Work to be completed.
Read the records and write them out again exactly.

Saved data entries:

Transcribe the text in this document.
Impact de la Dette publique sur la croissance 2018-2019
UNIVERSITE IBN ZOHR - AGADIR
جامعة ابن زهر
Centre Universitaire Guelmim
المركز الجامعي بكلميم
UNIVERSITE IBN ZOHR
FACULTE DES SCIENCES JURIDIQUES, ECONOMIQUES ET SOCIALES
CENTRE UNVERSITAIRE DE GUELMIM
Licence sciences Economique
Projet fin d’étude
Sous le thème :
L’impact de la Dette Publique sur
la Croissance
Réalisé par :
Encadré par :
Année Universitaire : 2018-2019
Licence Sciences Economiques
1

Answer for the task.
Transcribe the text in this document.
Impact de la Dette publique sur la croissance 2018-2019
UNIVERSITE IBN ZOHR - AGADIR
جامعة ابن زهر
Centre Universitaire Guelmim
المركز الجامعي بكلميم
UNIVERSITE IBN ZOHR
FACULTE DES SCIENCES JURIDIQUES, ECONOMIQUES ET SOCIALES
CENTRE UNVERSITAIRE DE GUELMIM
Licence sciences Economique
Projet fin d’étude
Sous le thème :
L’impact de la Dette Publique sur
la Croissance
Réalisé par :
Encadré par :
Année Universitaire : 2018-2019
Licence Sciences Economiques
1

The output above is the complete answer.